Exercise
Pull out every line in the data that has the string "Crypto" in it.

Data in this exercise
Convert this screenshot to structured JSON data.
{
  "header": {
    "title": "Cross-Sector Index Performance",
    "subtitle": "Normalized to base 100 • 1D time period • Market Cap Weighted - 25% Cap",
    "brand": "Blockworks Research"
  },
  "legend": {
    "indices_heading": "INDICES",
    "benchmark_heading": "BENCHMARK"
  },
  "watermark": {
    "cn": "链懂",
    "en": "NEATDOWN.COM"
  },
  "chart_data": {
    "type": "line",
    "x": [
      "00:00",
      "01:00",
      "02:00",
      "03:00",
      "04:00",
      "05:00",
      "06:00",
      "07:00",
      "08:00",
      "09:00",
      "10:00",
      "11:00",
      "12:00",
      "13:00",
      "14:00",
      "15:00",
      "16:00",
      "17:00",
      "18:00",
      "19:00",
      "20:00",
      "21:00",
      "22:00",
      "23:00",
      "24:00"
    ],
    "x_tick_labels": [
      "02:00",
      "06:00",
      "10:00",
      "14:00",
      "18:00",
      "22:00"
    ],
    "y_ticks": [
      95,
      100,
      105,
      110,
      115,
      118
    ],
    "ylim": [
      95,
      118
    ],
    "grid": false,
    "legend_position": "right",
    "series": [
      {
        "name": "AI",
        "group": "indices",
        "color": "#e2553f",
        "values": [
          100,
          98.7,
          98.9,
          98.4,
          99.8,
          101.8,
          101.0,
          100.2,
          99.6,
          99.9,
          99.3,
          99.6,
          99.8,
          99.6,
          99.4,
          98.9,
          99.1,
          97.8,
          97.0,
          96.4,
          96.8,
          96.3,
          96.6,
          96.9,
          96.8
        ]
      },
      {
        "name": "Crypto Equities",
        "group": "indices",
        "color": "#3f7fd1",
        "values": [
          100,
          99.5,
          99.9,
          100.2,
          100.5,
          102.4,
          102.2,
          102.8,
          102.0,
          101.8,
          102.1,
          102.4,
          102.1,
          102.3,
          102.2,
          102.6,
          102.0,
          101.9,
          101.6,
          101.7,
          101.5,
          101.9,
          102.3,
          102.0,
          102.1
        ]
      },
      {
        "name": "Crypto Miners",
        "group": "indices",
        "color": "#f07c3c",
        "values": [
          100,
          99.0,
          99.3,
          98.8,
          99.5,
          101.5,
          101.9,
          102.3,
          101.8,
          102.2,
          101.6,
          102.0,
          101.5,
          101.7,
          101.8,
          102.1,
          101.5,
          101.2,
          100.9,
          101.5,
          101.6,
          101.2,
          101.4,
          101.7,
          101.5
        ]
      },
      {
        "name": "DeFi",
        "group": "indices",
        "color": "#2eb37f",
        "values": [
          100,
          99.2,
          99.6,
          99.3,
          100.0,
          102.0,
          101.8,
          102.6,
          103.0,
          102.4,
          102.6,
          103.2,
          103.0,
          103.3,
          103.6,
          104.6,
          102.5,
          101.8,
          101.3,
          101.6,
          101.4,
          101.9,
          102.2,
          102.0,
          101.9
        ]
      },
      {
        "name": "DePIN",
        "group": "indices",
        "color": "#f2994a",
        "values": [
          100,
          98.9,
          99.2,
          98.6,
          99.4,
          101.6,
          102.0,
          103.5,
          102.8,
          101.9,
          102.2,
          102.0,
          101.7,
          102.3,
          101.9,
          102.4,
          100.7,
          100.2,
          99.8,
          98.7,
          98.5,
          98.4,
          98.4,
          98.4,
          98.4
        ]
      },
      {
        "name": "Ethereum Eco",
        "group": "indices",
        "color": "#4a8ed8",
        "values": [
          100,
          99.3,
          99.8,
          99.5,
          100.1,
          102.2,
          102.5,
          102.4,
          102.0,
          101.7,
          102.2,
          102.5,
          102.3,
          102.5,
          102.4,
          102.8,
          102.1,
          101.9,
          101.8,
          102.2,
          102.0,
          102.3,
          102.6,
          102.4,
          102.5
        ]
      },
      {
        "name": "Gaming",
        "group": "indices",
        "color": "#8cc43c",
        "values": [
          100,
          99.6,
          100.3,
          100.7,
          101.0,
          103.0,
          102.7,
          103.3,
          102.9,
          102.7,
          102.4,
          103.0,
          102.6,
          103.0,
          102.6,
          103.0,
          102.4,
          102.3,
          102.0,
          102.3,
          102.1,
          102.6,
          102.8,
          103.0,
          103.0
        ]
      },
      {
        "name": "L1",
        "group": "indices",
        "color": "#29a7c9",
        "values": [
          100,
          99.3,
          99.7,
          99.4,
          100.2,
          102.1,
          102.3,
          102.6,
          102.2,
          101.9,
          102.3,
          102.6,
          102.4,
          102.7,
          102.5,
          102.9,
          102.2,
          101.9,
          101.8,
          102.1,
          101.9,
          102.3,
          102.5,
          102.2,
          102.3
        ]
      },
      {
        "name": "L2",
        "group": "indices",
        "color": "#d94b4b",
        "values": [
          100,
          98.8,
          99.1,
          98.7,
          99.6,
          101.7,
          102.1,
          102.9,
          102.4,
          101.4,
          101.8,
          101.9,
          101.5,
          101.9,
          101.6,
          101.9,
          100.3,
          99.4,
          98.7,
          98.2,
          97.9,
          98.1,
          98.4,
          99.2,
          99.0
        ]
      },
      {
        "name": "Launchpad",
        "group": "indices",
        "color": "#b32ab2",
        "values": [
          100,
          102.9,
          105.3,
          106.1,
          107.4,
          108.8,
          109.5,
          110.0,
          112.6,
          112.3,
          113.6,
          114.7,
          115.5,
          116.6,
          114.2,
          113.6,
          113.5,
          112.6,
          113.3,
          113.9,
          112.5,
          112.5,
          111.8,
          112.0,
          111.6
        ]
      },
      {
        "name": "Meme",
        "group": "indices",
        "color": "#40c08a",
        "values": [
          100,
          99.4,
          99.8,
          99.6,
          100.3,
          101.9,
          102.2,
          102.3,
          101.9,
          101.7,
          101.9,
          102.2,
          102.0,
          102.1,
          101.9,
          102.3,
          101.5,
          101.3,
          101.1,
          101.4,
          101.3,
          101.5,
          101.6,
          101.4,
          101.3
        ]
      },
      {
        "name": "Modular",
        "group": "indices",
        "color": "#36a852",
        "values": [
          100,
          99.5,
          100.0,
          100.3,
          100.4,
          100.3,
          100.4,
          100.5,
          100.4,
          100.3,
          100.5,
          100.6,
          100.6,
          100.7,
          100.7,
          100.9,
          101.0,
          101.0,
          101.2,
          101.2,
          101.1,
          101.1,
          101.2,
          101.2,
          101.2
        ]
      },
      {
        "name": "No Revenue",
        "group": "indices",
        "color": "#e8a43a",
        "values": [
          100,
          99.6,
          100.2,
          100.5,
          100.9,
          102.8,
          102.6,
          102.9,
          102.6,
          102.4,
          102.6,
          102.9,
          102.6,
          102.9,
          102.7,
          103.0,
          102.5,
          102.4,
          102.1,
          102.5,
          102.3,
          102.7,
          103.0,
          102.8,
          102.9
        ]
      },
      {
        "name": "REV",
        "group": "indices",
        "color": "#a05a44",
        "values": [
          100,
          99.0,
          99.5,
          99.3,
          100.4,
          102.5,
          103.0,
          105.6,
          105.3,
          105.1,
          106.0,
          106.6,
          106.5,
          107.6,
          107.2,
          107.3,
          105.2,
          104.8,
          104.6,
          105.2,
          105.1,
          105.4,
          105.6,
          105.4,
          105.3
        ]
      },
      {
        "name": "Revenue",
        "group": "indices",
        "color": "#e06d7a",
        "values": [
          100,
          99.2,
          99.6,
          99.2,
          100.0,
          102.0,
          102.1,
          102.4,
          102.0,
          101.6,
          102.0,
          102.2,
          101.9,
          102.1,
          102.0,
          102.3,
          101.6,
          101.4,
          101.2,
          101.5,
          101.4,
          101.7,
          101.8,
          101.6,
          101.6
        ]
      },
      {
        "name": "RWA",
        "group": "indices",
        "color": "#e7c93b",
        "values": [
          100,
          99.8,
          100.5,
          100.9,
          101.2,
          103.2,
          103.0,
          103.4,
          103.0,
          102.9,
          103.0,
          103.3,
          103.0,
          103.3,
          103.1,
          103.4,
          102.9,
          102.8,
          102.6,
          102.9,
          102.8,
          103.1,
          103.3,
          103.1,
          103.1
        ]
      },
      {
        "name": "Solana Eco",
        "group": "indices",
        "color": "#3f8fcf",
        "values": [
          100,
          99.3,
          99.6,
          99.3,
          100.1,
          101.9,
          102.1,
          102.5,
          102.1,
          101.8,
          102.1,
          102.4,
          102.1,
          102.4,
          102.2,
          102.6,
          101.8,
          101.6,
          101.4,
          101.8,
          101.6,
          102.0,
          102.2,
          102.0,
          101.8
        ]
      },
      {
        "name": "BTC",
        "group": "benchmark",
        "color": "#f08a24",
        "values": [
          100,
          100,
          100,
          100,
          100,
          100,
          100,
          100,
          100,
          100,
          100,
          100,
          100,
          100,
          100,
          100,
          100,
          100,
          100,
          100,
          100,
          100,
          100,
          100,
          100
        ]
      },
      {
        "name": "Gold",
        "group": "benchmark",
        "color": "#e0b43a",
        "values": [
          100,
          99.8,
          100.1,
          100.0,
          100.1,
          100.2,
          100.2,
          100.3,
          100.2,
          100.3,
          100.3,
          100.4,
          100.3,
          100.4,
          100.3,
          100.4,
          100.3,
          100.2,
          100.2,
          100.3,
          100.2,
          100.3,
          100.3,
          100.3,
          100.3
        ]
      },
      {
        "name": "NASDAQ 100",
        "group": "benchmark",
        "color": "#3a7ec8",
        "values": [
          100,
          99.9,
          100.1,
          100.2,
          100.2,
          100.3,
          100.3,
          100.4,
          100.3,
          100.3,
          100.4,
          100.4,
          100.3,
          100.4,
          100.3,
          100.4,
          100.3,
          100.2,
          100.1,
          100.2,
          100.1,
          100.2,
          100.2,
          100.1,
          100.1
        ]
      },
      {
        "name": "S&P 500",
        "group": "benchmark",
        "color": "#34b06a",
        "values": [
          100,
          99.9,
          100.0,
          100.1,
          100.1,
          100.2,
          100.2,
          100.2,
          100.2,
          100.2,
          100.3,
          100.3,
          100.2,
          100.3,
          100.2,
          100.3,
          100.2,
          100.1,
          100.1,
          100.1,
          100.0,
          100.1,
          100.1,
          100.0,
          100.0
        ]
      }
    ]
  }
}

Complete response
        "name": "Crypto Equities",
        "name": "Crypto Miners",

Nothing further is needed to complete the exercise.